**Set task:** Render the data as a Markdown table with the columns Row and Line, starting at the first line and ending at the line that contains "- cell[interactable]: 6 309: [627, 369, 692, 385]". Include both ends, number each row, and leave out blank lines.

[Spatial annotation entries]
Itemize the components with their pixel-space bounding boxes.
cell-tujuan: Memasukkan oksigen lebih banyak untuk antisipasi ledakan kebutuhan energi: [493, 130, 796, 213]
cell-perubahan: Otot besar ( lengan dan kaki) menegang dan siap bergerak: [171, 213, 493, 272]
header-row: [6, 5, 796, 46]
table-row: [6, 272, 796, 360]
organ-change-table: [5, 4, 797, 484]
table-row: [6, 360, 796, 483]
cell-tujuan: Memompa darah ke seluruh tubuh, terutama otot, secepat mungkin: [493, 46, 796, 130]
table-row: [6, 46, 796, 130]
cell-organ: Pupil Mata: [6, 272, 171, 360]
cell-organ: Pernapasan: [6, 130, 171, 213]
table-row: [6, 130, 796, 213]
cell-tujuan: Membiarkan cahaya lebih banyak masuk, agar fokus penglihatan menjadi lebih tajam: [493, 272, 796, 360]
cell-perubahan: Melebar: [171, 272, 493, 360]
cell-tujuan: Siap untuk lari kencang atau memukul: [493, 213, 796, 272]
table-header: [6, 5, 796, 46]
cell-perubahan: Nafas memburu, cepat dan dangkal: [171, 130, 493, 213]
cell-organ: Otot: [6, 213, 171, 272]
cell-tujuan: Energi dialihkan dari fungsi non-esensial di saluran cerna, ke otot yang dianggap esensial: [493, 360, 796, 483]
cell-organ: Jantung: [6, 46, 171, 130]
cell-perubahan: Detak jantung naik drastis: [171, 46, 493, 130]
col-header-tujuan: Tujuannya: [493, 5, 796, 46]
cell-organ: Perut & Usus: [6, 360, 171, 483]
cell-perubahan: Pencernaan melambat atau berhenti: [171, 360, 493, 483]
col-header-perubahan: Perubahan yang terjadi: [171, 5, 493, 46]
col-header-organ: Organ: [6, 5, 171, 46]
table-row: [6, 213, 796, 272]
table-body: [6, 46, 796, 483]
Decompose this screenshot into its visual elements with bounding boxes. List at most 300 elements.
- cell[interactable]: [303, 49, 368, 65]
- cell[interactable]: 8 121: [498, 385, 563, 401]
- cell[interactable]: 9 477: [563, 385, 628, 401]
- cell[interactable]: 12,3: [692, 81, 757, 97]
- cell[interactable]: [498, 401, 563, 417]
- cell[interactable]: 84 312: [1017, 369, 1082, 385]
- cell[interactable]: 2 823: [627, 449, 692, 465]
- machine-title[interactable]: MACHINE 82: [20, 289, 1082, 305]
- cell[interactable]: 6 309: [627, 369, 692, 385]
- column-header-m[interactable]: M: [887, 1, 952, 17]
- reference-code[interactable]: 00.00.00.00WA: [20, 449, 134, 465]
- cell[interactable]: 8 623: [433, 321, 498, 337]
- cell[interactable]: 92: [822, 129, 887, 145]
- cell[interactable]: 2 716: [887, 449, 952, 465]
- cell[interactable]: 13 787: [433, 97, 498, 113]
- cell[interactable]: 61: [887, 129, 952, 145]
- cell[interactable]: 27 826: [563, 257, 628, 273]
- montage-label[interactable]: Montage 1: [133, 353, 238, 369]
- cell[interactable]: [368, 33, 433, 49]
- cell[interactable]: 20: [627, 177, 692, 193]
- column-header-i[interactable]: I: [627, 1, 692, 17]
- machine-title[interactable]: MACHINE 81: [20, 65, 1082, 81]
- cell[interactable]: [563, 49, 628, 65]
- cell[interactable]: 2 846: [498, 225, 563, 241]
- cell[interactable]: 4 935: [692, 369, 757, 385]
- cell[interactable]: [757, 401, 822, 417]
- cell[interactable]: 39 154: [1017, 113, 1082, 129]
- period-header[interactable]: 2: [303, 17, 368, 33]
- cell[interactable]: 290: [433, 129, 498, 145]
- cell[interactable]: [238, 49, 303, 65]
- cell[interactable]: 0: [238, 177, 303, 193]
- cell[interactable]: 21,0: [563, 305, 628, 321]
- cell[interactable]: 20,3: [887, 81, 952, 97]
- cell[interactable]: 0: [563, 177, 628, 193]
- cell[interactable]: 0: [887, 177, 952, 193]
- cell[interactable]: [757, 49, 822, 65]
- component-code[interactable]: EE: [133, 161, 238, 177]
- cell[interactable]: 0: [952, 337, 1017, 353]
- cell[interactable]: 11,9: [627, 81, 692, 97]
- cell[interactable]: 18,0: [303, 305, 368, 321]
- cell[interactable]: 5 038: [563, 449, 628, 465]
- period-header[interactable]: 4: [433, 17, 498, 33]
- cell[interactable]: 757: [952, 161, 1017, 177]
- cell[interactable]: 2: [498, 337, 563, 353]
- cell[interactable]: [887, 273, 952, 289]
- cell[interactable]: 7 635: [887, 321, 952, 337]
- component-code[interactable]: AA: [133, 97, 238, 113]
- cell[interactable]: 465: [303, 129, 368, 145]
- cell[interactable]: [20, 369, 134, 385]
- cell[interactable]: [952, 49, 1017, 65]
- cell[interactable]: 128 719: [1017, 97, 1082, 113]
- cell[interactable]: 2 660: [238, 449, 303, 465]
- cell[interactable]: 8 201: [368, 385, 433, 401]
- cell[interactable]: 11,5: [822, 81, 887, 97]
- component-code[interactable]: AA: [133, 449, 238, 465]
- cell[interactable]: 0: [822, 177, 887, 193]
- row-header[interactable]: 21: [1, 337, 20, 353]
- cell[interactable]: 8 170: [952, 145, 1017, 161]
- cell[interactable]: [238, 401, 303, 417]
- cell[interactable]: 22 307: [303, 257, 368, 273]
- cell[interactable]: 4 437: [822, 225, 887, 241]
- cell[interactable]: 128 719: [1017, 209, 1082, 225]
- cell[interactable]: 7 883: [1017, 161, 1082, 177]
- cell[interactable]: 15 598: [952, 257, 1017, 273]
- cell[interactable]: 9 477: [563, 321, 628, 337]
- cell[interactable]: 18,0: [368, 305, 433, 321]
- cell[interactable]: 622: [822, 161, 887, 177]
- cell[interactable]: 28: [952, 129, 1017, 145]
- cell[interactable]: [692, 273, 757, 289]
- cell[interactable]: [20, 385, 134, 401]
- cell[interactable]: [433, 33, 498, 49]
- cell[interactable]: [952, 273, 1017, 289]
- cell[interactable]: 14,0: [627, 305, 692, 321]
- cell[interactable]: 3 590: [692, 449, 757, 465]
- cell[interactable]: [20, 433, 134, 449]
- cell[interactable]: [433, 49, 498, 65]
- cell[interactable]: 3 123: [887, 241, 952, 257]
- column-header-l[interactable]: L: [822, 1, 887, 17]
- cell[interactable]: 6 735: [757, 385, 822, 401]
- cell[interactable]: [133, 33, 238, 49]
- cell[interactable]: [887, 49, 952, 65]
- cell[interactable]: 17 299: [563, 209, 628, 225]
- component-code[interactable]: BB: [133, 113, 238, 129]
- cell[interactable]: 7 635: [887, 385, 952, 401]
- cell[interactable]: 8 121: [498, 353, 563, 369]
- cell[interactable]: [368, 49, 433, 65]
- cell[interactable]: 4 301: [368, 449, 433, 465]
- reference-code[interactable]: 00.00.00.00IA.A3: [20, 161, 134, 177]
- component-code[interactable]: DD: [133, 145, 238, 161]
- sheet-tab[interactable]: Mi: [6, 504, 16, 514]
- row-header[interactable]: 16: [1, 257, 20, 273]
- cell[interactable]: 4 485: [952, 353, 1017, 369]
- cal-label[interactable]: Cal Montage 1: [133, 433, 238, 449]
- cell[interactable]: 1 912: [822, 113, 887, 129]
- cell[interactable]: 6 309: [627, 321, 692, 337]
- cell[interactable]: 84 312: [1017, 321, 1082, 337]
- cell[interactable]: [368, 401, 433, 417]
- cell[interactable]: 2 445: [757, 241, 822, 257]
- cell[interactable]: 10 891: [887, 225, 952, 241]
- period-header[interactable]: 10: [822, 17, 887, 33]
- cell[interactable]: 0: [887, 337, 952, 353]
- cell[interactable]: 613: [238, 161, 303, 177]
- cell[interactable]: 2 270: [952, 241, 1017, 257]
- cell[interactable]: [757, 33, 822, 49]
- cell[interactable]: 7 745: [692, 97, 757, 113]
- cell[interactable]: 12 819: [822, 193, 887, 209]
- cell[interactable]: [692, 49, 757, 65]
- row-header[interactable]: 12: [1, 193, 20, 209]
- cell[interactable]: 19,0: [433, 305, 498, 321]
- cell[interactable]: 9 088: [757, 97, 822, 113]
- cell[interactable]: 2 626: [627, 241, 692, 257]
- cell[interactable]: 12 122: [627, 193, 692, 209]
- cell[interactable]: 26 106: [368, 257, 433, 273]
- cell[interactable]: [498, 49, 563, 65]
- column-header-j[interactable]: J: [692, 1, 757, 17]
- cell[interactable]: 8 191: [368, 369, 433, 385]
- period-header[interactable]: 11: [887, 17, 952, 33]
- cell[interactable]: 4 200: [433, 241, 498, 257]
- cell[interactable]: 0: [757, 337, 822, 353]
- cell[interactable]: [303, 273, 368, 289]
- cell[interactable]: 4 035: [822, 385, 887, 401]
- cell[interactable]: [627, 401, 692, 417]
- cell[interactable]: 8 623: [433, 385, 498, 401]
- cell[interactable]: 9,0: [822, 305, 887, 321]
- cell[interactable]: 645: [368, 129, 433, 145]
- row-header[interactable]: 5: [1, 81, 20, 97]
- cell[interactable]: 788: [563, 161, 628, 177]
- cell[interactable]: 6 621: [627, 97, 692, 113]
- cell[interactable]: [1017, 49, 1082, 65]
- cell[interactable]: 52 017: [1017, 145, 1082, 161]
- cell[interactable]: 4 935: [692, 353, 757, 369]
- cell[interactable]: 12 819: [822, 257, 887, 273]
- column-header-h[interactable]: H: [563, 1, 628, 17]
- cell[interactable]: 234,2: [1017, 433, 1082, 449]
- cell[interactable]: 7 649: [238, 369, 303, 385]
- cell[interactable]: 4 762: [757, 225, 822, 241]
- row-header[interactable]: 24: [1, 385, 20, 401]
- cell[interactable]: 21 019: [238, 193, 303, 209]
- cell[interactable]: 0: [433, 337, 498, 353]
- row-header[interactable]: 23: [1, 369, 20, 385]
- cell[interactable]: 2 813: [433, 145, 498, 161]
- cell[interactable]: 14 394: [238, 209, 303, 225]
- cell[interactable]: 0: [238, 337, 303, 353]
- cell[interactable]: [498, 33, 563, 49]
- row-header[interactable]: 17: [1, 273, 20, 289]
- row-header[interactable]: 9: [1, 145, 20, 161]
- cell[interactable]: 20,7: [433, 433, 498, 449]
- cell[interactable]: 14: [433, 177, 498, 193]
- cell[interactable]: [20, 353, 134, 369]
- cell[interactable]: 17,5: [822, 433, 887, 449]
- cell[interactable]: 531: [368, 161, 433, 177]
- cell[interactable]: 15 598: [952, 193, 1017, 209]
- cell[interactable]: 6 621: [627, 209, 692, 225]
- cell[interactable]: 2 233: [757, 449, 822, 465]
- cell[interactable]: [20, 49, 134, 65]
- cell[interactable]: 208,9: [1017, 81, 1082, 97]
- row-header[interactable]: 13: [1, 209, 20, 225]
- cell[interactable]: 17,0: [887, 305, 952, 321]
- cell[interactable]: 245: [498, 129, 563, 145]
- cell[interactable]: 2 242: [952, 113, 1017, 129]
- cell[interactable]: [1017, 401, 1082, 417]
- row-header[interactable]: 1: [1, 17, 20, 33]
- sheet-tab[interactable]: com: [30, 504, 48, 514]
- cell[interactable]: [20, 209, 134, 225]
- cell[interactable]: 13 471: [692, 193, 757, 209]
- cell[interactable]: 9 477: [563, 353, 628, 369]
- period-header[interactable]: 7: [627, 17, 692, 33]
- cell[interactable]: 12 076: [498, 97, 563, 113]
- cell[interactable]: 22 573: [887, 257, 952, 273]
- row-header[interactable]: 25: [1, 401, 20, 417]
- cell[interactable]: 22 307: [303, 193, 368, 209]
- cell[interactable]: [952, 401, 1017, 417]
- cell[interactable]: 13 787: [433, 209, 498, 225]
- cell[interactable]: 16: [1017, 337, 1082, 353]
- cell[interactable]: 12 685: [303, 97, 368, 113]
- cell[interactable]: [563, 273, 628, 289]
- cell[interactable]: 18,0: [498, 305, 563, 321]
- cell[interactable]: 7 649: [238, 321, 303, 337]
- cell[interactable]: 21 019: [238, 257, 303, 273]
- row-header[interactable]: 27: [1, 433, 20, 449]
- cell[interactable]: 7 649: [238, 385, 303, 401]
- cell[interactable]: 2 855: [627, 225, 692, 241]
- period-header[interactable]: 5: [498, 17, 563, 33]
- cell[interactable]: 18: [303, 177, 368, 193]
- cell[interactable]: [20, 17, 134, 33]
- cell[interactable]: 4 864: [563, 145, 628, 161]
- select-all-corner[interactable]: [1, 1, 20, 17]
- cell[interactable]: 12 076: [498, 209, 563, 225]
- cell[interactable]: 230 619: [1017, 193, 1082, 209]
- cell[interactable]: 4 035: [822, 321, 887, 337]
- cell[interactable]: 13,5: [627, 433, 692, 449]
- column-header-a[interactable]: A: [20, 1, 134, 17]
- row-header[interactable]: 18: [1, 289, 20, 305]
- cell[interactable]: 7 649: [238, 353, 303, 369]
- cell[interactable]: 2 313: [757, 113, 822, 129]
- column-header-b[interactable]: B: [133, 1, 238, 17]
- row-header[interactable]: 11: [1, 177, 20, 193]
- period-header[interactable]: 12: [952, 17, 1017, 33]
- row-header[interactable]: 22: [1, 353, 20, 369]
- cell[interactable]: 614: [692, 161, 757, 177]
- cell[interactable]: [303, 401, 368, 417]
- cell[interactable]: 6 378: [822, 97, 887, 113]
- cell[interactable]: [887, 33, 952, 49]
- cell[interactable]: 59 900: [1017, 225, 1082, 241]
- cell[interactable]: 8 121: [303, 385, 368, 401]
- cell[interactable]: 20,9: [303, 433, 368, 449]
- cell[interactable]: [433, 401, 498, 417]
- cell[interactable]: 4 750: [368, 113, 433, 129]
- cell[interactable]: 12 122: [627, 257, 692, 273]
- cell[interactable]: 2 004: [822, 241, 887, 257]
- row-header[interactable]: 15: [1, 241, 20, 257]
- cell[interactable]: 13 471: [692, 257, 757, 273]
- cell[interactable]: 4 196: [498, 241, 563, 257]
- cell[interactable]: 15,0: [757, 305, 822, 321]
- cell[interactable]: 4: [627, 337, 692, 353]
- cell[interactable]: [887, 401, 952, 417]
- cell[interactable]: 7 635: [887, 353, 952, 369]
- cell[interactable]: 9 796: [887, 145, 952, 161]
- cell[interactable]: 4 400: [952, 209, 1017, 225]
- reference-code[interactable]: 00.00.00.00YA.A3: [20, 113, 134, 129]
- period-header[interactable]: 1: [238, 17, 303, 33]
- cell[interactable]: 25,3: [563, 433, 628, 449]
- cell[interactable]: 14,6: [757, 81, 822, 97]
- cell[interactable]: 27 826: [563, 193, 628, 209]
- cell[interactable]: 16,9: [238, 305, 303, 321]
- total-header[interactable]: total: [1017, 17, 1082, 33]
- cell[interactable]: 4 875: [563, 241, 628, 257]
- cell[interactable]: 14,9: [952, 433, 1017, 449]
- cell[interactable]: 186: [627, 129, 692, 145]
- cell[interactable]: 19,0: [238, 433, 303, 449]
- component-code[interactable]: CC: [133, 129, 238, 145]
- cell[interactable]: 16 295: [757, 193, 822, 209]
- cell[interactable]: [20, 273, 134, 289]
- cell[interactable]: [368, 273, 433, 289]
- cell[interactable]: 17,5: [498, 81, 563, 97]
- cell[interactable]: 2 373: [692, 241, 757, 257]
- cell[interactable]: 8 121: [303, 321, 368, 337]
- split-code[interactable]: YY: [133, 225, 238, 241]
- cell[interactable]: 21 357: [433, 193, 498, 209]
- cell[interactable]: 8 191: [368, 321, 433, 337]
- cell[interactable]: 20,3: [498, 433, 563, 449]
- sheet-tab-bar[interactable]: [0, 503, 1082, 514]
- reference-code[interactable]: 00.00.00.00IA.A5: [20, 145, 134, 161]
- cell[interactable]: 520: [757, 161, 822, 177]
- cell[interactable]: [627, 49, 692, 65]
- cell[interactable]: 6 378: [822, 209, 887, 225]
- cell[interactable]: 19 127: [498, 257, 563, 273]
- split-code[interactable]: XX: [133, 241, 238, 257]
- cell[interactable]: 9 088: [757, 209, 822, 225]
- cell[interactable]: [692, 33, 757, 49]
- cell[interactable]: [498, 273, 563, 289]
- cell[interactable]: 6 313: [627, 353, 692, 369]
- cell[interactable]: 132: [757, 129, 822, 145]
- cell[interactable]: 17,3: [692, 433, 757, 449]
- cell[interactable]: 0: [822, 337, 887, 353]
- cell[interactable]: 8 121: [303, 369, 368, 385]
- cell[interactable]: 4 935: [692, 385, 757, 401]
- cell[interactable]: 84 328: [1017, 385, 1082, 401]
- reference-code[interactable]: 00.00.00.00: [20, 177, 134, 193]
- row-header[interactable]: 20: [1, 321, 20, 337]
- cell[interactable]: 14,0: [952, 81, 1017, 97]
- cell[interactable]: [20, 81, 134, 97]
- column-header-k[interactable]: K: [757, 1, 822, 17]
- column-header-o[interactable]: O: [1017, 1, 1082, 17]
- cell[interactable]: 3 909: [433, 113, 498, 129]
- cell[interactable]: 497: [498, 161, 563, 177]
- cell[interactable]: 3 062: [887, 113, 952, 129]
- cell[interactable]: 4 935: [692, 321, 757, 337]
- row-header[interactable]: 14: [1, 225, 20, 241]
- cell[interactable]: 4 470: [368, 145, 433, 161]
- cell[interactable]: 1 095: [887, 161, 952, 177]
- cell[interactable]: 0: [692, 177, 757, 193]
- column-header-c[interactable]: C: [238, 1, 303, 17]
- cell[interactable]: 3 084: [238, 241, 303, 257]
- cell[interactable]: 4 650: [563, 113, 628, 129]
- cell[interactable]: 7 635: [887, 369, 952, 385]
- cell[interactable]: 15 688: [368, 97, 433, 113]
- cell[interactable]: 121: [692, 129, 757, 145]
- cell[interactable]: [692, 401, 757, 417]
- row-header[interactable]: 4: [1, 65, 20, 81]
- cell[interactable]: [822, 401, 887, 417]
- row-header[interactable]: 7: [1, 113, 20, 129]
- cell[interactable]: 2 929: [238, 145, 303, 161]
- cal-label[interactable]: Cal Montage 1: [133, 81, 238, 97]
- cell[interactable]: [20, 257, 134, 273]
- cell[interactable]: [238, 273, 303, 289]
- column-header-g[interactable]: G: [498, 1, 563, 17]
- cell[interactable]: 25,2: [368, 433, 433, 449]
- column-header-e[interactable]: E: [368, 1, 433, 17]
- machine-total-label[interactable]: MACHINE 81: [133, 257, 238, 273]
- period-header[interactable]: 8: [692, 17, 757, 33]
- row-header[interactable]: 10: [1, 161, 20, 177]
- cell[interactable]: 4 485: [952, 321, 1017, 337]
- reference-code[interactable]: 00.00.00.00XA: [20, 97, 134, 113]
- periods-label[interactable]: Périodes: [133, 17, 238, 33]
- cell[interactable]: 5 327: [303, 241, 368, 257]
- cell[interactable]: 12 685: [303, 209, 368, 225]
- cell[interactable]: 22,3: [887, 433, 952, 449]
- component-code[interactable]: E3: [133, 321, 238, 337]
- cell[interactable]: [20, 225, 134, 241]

**Final result:**
| Row | Line |
|---|---|
| 1 | Itemize the components with their pixel-space bounding boxes. |
| 2 | cell-tujuan: Memasukkan oksigen lebih banyak untuk antisipasi ledakan kebutuhan energi: [493, 130, 796, 213] |
| 3 | cell-perubahan: Otot besar ( lengan dan kaki) menegang dan siap bergerak: [171, 213, 493, 272] |
| 4 | header-row: [6, 5, 796, 46] |
| 5 | table-row: [6, 272, 796, 360] |
| 6 | organ-change-table: [5, 4, 797, 484] |
| 7 | table-row: [6, 360, 796, 483] |
| 8 | cell-tujuan: Memompa darah ke seluruh tubuh, terutama otot, secepat mungkin: [493, 46, 796, 130] |
| 9 | table-row: [6, 46, 796, 130] |
| 10 | cell-organ: Pupil Mata: [6, 272, 171, 360] |
| 11 | cell-organ: Pernapasan: [6, 130, 171, 213] |
| 12 | table-row: [6, 130, 796, 213] |
| 13 | cell-tujuan: Membiarkan cahaya lebih banyak masuk, agar fokus penglihatan menjadi lebih tajam: [493, 272, 796, 360] |
| 14 | cell-perubahan: Melebar: [171, 272, 493, 360] |
| 15 | cell-tujuan: Siap untuk lari kencang atau memukul: [493, 213, 796, 272] |
| 16 | table-header: [6, 5, 796, 46] |
| 17 | cell-perubahan: Nafas memburu, cepat dan dangkal: [171, 130, 493, 213] |
| 18 | cell-organ: Otot: [6, 213, 171, 272] |
| 19 | cell-tujuan: Energi dialihkan dari fungsi non-esensial di saluran cerna, ke otot yang dianggap esensial: [493, 360, 796, 483] |
| 20 | cell-organ: Jantung: [6, 46, 171, 130] |
| 21 | cell-perubahan: Detak jantung naik drastis: [171, 46, 493, 130] |
| 22 | col-header-tujuan: Tujuannya: [493, 5, 796, 46] |
| 23 | cell-organ: Perut & Usus: [6, 360, 171, 483] |
| 24 | cell-perubahan: Pencernaan melambat atau berhenti: [171, 360, 493, 483] |
| 25 | col-header-perubahan: Perubahan yang terjadi: [171, 5, 493, 46] |
| 26 | col-header-organ: Organ: [6, 5, 171, 46] |
| 27 | table-row: [6, 213, 796, 272] |
| 28 | table-body: [6, 46, 796, 483] |
| 29 | Decompose this screenshot into its visual elements with bounding boxes. List at most 300 elements. |
| 30 | - cell[interactable]: [303, 49, 368, 65] |
| 31 | - cell[interactable]: 8 121: [498, 385, 563, 401] |
| 32 | - cell[interactable]: 9 477: [563, 385, 628, 401] |
| 33 | - cell[interactable]: 12,3: [692, 81, 757, 97] |
| 34 | - cell[interactable]: [498, 401, 563, 417] |
| 35 | - cell[interactable]: 84 312: [1017, 369, 1082, 385] |
| 36 | - cell[interactable]: 2 823: [627, 449, 692, 465] |
| 37 | - machine-title[interactable]: MACHINE 82: [20, 289, 1082, 305] |
| 38 | - cell[interactable]: 6 309: [627, 369, 692, 385] |